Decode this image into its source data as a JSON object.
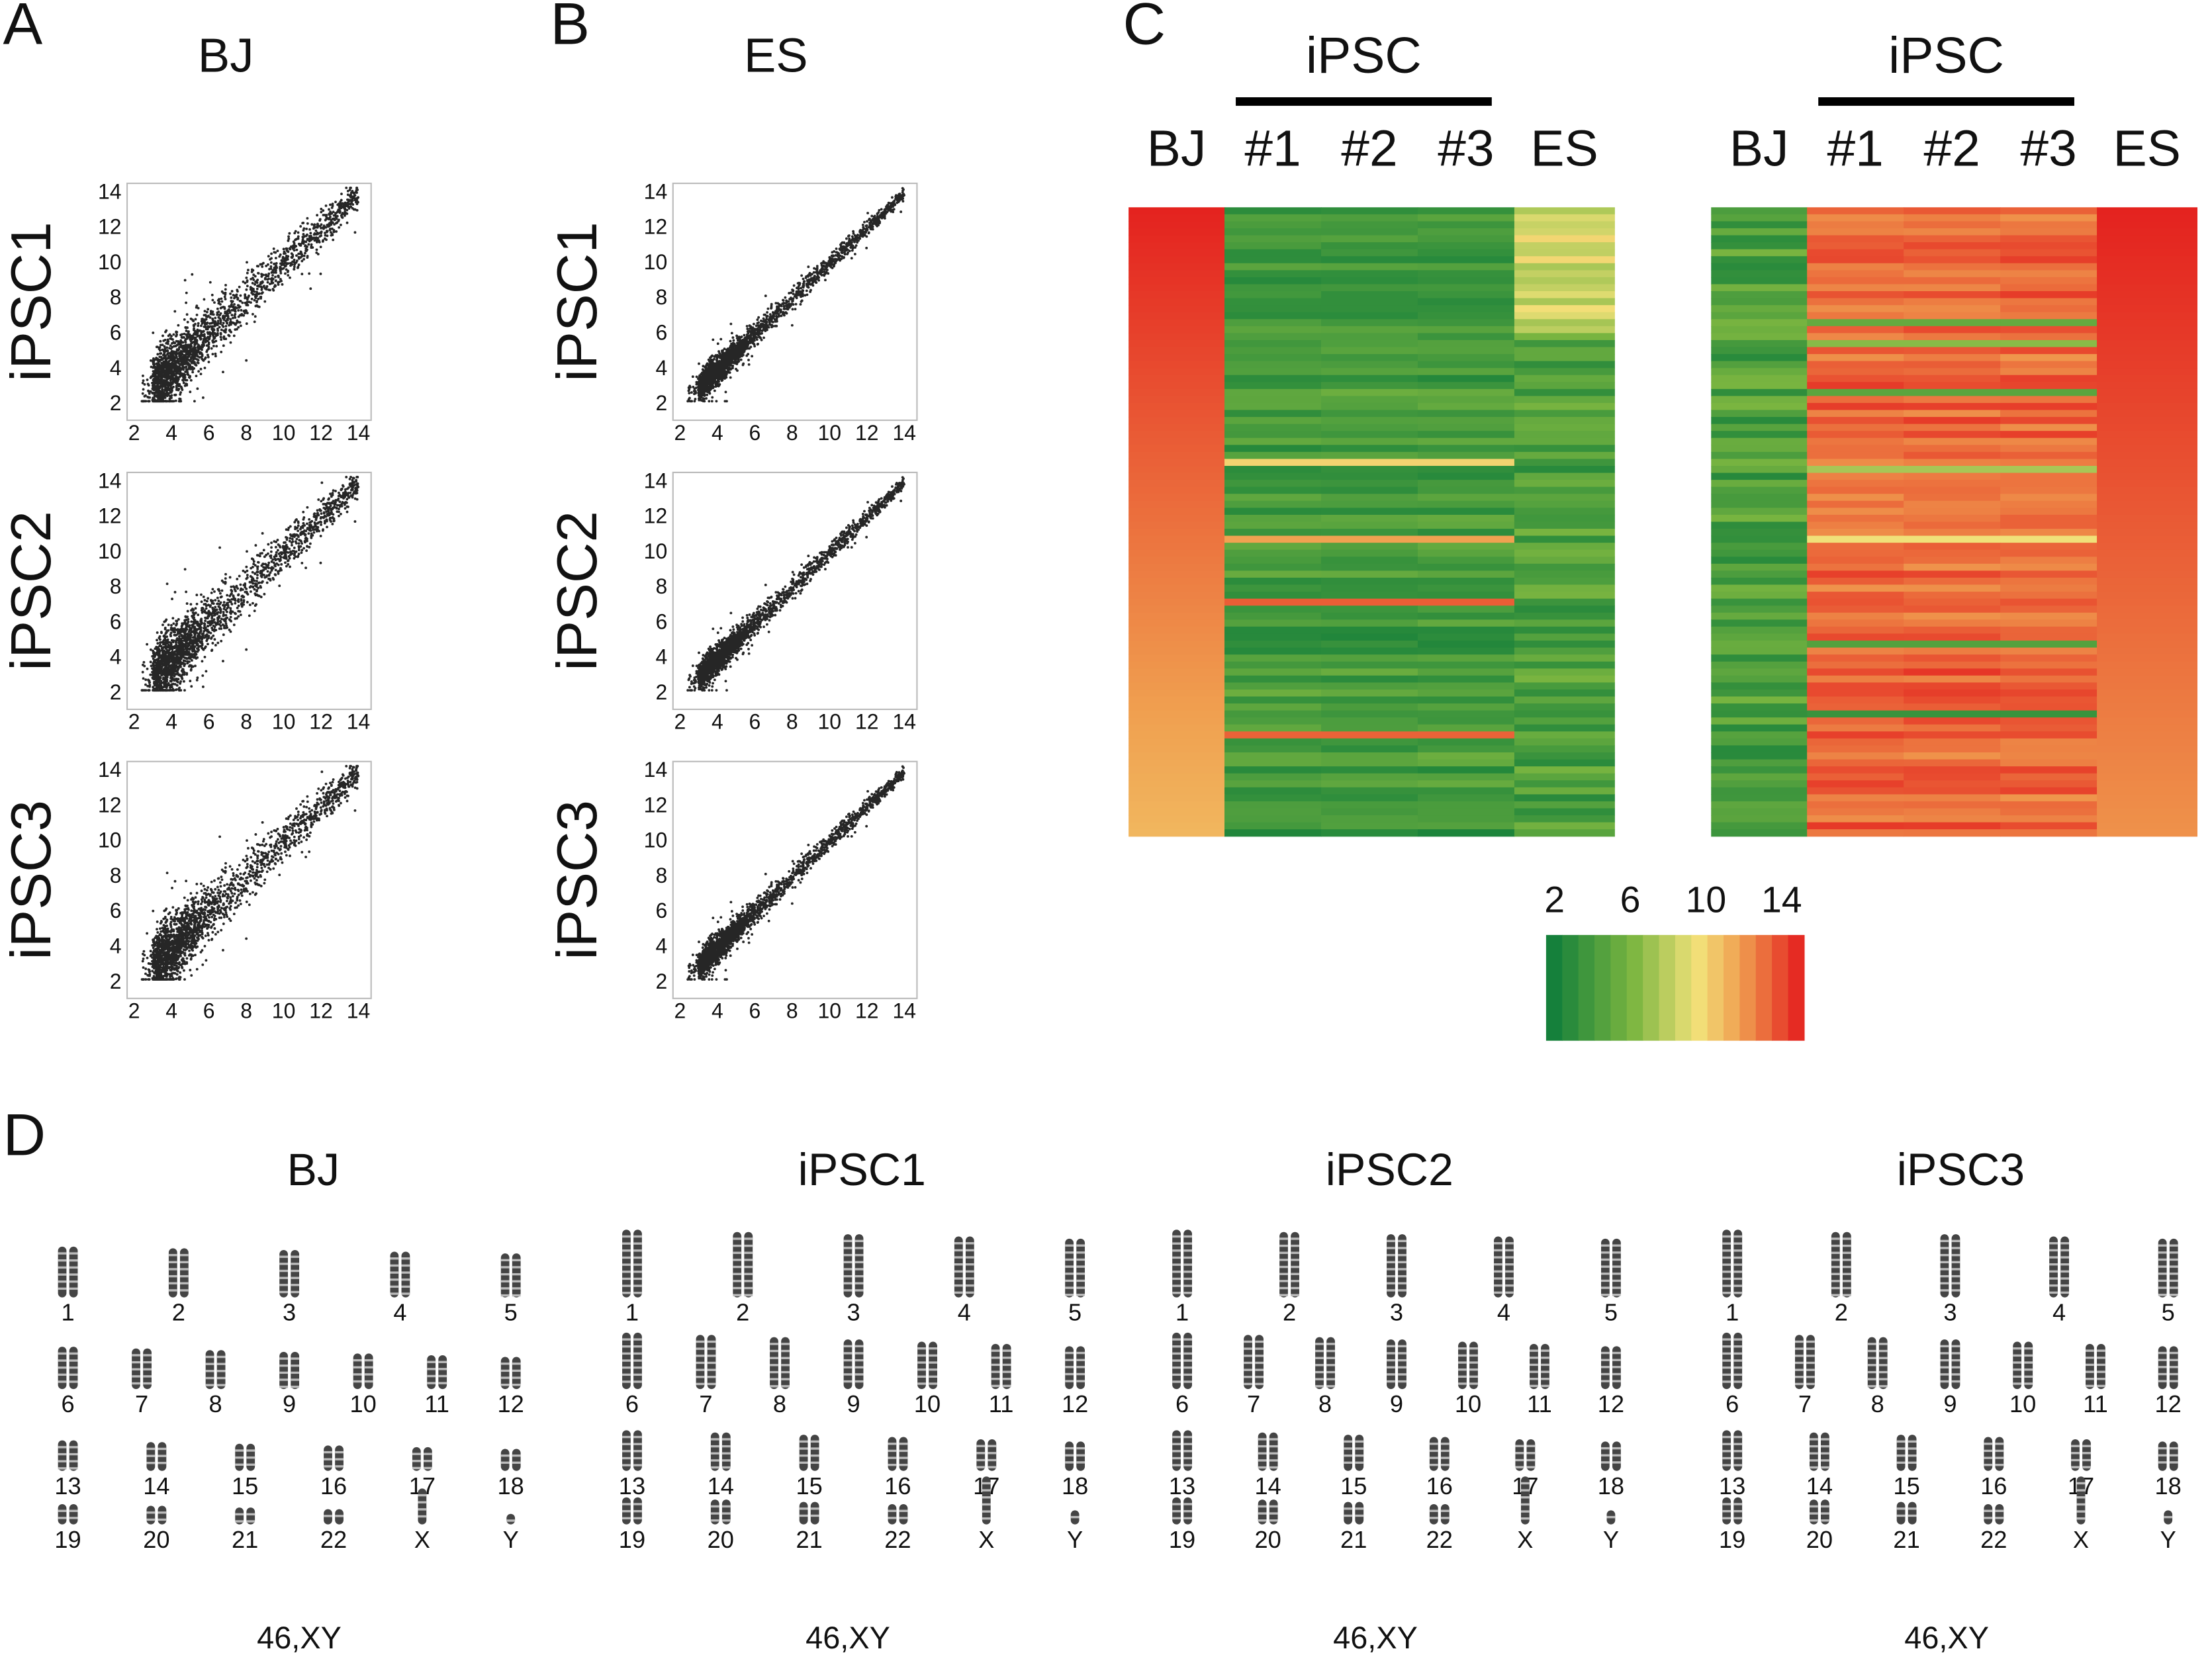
{
  "panels": {
    "A": {
      "label": "A",
      "title": "BJ",
      "rows": [
        "iPSC1",
        "iPSC2",
        "iPSC3"
      ]
    },
    "B": {
      "label": "B",
      "title": "ES",
      "rows": [
        "iPSC1",
        "iPSC2",
        "iPSC3"
      ]
    },
    "axis_ticks": [
      2,
      4,
      6,
      8,
      10,
      12,
      14
    ],
    "C": {
      "label": "C",
      "heatmaps": [
        {
          "group": "iPSC",
          "columns": [
            "BJ",
            "#1",
            "#2",
            "#3",
            "ES"
          ]
        },
        {
          "group": "iPSC",
          "columns": [
            "BJ",
            "#1",
            "#2",
            "#3",
            "ES"
          ]
        }
      ],
      "colorbar_ticks": [
        2,
        6,
        10,
        14
      ]
    },
    "D": {
      "label": "D",
      "karyotypes": [
        {
          "title": "BJ",
          "result": "46,XY"
        },
        {
          "title": "iPSC1",
          "result": "46,XY"
        },
        {
          "title": "iPSC2",
          "result": "46,XY"
        },
        {
          "title": "iPSC3",
          "result": "46,XY"
        }
      ],
      "chromosomes": [
        "1",
        "2",
        "3",
        "4",
        "5",
        "6",
        "7",
        "8",
        "9",
        "10",
        "11",
        "12",
        "13",
        "14",
        "15",
        "16",
        "17",
        "18",
        "19",
        "20",
        "21",
        "22",
        "X",
        "Y"
      ]
    }
  }
}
________________________
Without the pictures, restate each entry exactly.

> [Result of the task]
Decode this image into its source data as a JSON object.
{
  "panels": {
    "A": {
      "label": "A",
      "title": "BJ",
      "rows": [
        "iPSC1",
        "iPSC2",
        "iPSC3"
      ]
    },
    "B": {
      "label": "B",
      "title": "ES",
      "rows": [
        "iPSC1",
        "iPSC2",
        "iPSC3"
      ]
    },
    "axis_ticks": [
      2,
      4,
      6,
      8,
      10,
      12,
      14
    ],
    "C": {
      "label": "C",
      "heatmaps": [
        {
          "group": "iPSC",
          "columns": [
            "BJ",
            "#1",
            "#2",
            "#3",
            "ES"
          ]
        },
        {
          "group": "iPSC",
          "columns": [
            "BJ",
            "#1",
            "#2",
            "#3",
            "ES"
          ]
        }
      ],
      "colorbar_ticks": [
        2,
        6,
        10,
        14
      ]
    },
    "D": {
      "label": "D",
      "karyotypes": [
        {
          "title": "BJ",
          "result": "46,XY"
        },
        {
          "title": "iPSC1",
          "result": "46,XY"
        },
        {
          "title": "iPSC2",
          "result": "46,XY"
        },
        {
          "title": "iPSC3",
          "result": "46,XY"
        }
      ],
      "chromosomes": [
        "1",
        "2",
        "3",
        "4",
        "5",
        "6",
        "7",
        "8",
        "9",
        "10",
        "11",
        "12",
        "13",
        "14",
        "15",
        "16",
        "17",
        "18",
        "19",
        "20",
        "21",
        "22",
        "X",
        "Y"
      ]
    }
  }
}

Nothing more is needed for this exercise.